WHAT NEEDS TO BE DONE –
Quote every line as given.

LISTED RECORDS –
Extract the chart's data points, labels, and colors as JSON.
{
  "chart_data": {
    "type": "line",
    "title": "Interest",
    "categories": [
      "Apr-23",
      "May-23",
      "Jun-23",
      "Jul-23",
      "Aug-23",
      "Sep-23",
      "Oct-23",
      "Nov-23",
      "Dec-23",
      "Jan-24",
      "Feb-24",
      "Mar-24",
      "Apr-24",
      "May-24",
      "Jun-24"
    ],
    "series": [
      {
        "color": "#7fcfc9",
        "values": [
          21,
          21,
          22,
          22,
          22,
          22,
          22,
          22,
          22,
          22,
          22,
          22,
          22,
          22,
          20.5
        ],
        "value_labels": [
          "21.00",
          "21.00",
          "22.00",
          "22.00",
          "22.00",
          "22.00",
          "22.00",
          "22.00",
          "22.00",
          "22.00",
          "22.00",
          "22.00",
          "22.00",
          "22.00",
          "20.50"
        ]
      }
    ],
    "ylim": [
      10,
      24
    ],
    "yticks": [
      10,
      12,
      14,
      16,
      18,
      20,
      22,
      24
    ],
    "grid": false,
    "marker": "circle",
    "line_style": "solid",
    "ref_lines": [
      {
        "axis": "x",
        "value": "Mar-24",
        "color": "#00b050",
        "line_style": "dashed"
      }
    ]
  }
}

IN RESPONSE –
Extract the chart's data points, labels, and colors as JSON.
{
  "chart_data": {
    "type": "line",
    "title": "Interest",
    "categories": [
      "Apr-23",
      "May-23",
      "Jun-23",
      "Jul-23",
      "Aug-23",
      "Sep-23",
      "Oct-23",
      "Nov-23",
      "Dec-23",
      "Jan-24",
      "Feb-24",
      "Mar-24",
      "Apr-24",
      "May-24",
      "Jun-24"
    ],
    "series": [
      {
        "color": "#7fcfc9",
        "values": [
          21,
          21,
          22,
          22,
          22,
          22,
          22,
          22,
          22,
          22,
          22,
          22,
          22,
          22,
          20.5
        ],
        "value_labels": [
          "21.00",
          "21.00",
          "22.00",
          "22.00",
          "22.00",
          "22.00",
          "22.00",
          "22.00",
          "22.00",
          "22.00",
          "22.00",
          "22.00",
          "22.00",
          "22.00",
          "20.50"
        ]
      }
    ],
    "ylim": [
      10,
      24
    ],
    "yticks": [
      10,
      12,
      14,
      16,
      18,
      20,
      22,
      24
    ],
    "grid": false,
    "marker": "circle",
    "line_style": "solid",
    "ref_lines": [
      {
        "axis": "x",
        "value": "Mar-24",
        "color": "#00b050",
        "line_style": "dashed"
      }
    ]
  }
}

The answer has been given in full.